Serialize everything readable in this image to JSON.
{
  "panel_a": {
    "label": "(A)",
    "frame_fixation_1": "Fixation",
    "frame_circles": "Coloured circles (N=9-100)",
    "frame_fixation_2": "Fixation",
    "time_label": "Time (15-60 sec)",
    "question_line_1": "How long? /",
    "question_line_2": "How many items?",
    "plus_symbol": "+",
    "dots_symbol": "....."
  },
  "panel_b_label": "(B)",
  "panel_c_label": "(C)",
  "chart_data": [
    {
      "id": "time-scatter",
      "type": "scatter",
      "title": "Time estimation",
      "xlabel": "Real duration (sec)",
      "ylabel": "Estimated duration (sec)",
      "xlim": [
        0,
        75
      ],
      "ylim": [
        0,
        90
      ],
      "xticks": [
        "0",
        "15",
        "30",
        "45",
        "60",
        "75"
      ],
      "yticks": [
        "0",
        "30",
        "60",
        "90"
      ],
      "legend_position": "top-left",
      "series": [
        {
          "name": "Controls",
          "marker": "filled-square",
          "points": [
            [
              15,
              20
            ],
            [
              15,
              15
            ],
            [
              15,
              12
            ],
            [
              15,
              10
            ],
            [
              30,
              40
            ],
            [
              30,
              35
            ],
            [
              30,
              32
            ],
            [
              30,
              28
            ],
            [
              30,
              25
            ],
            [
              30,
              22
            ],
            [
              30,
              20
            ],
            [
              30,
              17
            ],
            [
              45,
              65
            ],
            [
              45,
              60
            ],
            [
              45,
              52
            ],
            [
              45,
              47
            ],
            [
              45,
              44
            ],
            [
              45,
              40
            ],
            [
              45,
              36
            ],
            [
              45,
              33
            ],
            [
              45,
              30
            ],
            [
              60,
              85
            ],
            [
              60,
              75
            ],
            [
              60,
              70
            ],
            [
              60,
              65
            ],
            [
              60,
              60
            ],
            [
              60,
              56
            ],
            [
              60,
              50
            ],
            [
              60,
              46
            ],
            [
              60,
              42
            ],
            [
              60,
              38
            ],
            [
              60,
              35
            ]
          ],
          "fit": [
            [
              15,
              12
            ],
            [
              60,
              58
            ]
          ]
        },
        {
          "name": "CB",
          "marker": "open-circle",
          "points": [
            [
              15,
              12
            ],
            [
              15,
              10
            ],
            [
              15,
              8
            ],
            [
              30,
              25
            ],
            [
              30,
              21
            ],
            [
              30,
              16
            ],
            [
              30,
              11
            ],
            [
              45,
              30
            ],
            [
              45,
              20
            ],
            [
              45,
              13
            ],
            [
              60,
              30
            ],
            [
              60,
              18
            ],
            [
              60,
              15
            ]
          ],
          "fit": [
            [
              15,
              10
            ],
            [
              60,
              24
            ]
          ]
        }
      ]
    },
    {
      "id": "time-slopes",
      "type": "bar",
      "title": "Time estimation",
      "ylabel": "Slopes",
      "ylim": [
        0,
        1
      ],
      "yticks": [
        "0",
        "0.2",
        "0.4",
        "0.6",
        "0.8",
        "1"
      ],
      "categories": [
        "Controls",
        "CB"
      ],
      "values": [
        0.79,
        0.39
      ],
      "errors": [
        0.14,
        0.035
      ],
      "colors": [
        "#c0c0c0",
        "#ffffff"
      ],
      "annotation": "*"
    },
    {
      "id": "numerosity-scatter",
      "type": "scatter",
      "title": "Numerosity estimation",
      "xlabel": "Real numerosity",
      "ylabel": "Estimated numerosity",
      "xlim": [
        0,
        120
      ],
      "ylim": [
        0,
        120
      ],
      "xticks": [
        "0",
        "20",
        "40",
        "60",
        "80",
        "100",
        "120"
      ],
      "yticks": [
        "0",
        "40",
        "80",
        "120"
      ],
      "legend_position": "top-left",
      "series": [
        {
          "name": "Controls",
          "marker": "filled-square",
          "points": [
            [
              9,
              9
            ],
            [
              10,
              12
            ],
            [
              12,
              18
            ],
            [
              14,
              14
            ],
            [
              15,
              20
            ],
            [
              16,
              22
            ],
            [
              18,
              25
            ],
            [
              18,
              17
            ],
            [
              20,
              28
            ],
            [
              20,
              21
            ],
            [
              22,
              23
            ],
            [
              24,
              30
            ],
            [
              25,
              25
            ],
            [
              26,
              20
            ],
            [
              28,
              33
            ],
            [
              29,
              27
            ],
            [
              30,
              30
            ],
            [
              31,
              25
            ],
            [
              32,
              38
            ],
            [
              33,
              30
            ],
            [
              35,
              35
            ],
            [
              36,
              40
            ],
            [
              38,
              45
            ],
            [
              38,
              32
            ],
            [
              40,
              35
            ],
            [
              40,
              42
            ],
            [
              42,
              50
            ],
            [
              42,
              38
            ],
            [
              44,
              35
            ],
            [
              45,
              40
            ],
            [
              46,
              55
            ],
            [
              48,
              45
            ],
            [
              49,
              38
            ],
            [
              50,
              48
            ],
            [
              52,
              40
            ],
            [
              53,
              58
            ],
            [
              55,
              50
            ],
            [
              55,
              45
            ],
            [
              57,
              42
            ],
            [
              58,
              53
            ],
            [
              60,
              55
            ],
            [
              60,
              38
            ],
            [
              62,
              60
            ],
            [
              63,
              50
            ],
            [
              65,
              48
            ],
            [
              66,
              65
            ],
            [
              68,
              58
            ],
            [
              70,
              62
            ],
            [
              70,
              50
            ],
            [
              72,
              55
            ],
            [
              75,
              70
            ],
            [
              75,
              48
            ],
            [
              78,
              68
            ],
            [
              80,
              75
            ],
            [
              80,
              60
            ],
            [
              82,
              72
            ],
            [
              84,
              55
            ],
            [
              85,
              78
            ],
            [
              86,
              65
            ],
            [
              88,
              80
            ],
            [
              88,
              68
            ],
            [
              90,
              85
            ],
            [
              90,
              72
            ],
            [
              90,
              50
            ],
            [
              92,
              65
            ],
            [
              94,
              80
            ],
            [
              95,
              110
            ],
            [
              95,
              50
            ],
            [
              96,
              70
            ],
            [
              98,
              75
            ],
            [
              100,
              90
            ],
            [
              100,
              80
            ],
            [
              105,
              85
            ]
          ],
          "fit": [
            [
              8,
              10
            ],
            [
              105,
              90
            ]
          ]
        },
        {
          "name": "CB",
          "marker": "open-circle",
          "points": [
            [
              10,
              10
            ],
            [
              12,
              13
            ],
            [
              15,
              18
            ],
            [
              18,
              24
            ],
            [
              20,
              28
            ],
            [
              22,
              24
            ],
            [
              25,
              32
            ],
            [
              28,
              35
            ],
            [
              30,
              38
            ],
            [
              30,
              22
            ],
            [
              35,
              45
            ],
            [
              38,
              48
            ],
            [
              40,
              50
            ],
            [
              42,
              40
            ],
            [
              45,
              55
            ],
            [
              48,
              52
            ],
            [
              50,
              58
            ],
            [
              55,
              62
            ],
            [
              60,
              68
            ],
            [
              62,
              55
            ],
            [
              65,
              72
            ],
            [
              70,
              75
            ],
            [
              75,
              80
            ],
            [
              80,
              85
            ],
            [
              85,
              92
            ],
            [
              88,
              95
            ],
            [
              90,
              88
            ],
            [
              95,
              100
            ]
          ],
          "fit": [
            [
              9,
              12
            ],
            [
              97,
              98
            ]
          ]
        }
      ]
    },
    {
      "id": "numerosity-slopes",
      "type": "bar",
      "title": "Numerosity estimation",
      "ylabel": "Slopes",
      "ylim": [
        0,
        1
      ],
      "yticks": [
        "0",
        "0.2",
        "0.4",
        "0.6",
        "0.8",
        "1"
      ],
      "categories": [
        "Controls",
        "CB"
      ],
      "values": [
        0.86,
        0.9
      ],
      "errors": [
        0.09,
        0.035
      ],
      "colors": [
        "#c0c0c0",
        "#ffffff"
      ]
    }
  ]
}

Stated goal >>
Using the data above, print every record exactly as shown.

Answer to the exercise >>
Serialize everything readable in this image to JSON.
{
  "panel_a": {
    "label": "(A)",
    "frame_fixation_1": "Fixation",
    "frame_circles": "Coloured circles (N=9-100)",
    "frame_fixation_2": "Fixation",
    "time_label": "Time (15-60 sec)",
    "question_line_1": "How long? /",
    "question_line_2": "How many items?",
    "plus_symbol": "+",
    "dots_symbol": "....."
  },
  "panel_b_label": "(B)",
  "panel_c_label": "(C)",
  "chart_data": [
    {
      "id": "time-scatter",
      "type": "scatter",
      "title": "Time estimation",
      "xlabel": "Real duration (sec)",
      "ylabel": "Estimated duration (sec)",
      "xlim": [
        0,
        75
      ],
      "ylim": [
        0,
        90
      ],
      "xticks": [
        "0",
        "15",
        "30",
        "45",
        "60",
        "75"
      ],
      "yticks": [
        "0",
        "30",
        "60",
        "90"
      ],
      "legend_position": "top-left",
      "series": [
        {
          "name": "Controls",
          "marker": "filled-square",
          "points": [
            [
              15,
              20
            ],
            [
              15,
              15
            ],
            [
              15,
              12
            ],
            [
              15,
              10
            ],
            [
              30,
              40
            ],
            [
              30,
              35
            ],
            [
              30,
              32
            ],
            [
              30,
              28
            ],
            [
              30,
              25
            ],
            [
              30,
              22
            ],
            [
              30,
              20
            ],
            [
              30,
              17
            ],
            [
              45,
              65
            ],
            [
              45,
              60
            ],
            [
              45,
              52
            ],
            [
              45,
              47
            ],
            [
              45,
              44
            ],
            [
              45,
              40
            ],
            [
              45,
              36
            ],
            [
              45,
              33
            ],
            [
              45,
              30
            ],
            [
              60,
              85
            ],
            [
              60,
              75
            ],
            [
              60,
              70
            ],
            [
              60,
              65
            ],
            [
              60,
              60
            ],
            [
              60,
              56
            ],
            [
              60,
              50
            ],
            [
              60,
              46
            ],
            [
              60,
              42
            ],
            [
              60,
              38
            ],
            [
              60,
              35
            ]
          ],
          "fit": [
            [
              15,
              12
            ],
            [
              60,
              58
            ]
          ]
        },
        {
          "name": "CB",
          "marker": "open-circle",
          "points": [
            [
              15,
              12
            ],
            [
              15,
              10
            ],
            [
              15,
              8
            ],
            [
              30,
              25
            ],
            [
              30,
              21
            ],
            [
              30,
              16
            ],
            [
              30,
              11
            ],
            [
              45,
              30
            ],
            [
              45,
              20
            ],
            [
              45,
              13
            ],
            [
              60,
              30
            ],
            [
              60,
              18
            ],
            [
              60,
              15
            ]
          ],
          "fit": [
            [
              15,
              10
            ],
            [
              60,
              24
            ]
          ]
        }
      ]
    },
    {
      "id": "time-slopes",
      "type": "bar",
      "title": "Time estimation",
      "ylabel": "Slopes",
      "ylim": [
        0,
        1
      ],
      "yticks": [
        "0",
        "0.2",
        "0.4",
        "0.6",
        "0.8",
        "1"
      ],
      "categories": [
        "Controls",
        "CB"
      ],
      "values": [
        0.79,
        0.39
      ],
      "errors": [
        0.14,
        0.035
      ],
      "colors": [
        "#c0c0c0",
        "#ffffff"
      ],
      "annotation": "*"
    },
    {
      "id": "numerosity-scatter",
      "type": "scatter",
      "title": "Numerosity estimation",
      "xlabel": "Real numerosity",
      "ylabel": "Estimated numerosity",
      "xlim": [
        0,
        120
      ],
      "ylim": [
        0,
        120
      ],
      "xticks": [
        "0",
        "20",
        "40",
        "60",
        "80",
        "100",
        "120"
      ],
      "yticks": [
        "0",
        "40",
        "80",
        "120"
      ],
      "legend_position": "top-left",
      "series": [
        {
          "name": "Controls",
          "marker": "filled-square",
          "points": [
            [
              9,
              9
            ],
            [
              10,
              12
            ],
            [
              12,
              18
            ],
            [
              14,
              14
            ],
            [
              15,
              20
            ],
            [
              16,
              22
            ],
            [
              18,
              25
            ],
            [
              18,
              17
            ],
            [
              20,
              28
            ],
            [
              20,
              21
            ],
            [
              22,
              23
            ],
            [
              24,
              30
            ],
            [
              25,
              25
            ],
            [
              26,
              20
            ],
            [
              28,
              33
            ],
            [
              29,
              27
            ],
            [
              30,
              30
            ],
            [
              31,
              25
            ],
            [
              32,
              38
            ],
            [
              33,
              30
            ],
            [
              35,
              35
            ],
            [
              36,
              40
            ],
            [
              38,
              45
            ],
            [
              38,
              32
            ],
            [
              40,
              35
            ],
            [
              40,
              42
            ],
            [
              42,
              50
            ],
            [
              42,
              38
            ],
            [
              44,
              35
            ],
            [
              45,
              40
            ],
            [
              46,
              55
            ],
            [
              48,
              45
            ],
            [
              49,
              38
            ],
            [
              50,
              48
            ],
            [
              52,
              40
            ],
            [
              53,
              58
            ],
            [
              55,
              50
            ],
            [
              55,
              45
            ],
            [
              57,
              42
            ],
            [
              58,
              53
            ],
            [
              60,
              55
            ],
            [
              60,
              38
            ],
            [
              62,
              60
            ],
            [
              63,
              50
            ],
            [
              65,
              48
            ],
            [
              66,
              65
            ],
            [
              68,
              58
            ],
            [
              70,
              62
            ],
            [
              70,
              50
            ],
            [
              72,
              55
            ],
            [
              75,
              70
            ],
            [
              75,
              48
            ],
            [
              78,
              68
            ],
            [
              80,
              75
            ],
            [
              80,
              60
            ],
            [
              82,
              72
            ],
            [
              84,
              55
            ],
            [
              85,
              78
            ],
            [
              86,
              65
            ],
            [
              88,
              80
            ],
            [
              88,
              68
            ],
            [
              90,
              85
            ],
            [
              90,
              72
            ],
            [
              90,
              50
            ],
            [
              92,
              65
            ],
            [
              94,
              80
            ],
            [
              95,
              110
            ],
            [
              95,
              50
            ],
            [
              96,
              70
            ],
            [
              98,
              75
            ],
            [
              100,
              90
            ],
            [
              100,
              80
            ],
            [
              105,
              85
            ]
          ],
          "fit": [
            [
              8,
              10
            ],
            [
              105,
              90
            ]
          ]
        },
        {
          "name": "CB",
          "marker": "open-circle",
          "points": [
            [
              10,
              10
            ],
            [
              12,
              13
            ],
            [
              15,
              18
            ],
            [
              18,
              24
            ],
            [
              20,
              28
            ],
            [
              22,
              24
            ],
            [
              25,
              32
            ],
            [
              28,
              35
            ],
            [
              30,
              38
            ],
            [
              30,
              22
            ],
            [
              35,
              45
            ],
            [
              38,
              48
            ],
            [
              40,
              50
            ],
            [
              42,
              40
            ],
            [
              45,
              55
            ],
            [
              48,
              52
            ],
            [
              50,
              58
            ],
            [
              55,
              62
            ],
            [
              60,
              68
            ],
            [
              62,
              55
            ],
            [
              65,
              72
            ],
            [
              70,
              75
            ],
            [
              75,
              80
            ],
            [
              80,
              85
            ],
            [
              85,
              92
            ],
            [
              88,
              95
            ],
            [
              90,
              88
            ],
            [
              95,
              100
            ]
          ],
          "fit": [
            [
              9,
              12
            ],
            [
              97,
              98
            ]
          ]
        }
      ]
    },
    {
      "id": "numerosity-slopes",
      "type": "bar",
      "title": "Numerosity estimation",
      "ylabel": "Slopes",
      "ylim": [
        0,
        1
      ],
      "yticks": [
        "0",
        "0.2",
        "0.4",
        "0.6",
        "0.8",
        "1"
      ],
      "categories": [
        "Controls",
        "CB"
      ],
      "values": [
        0.86,
        0.9
      ],
      "errors": [
        0.09,
        0.035
      ],
      "colors": [
        "#c0c0c0",
        "#ffffff"
      ]
    }
  ]
}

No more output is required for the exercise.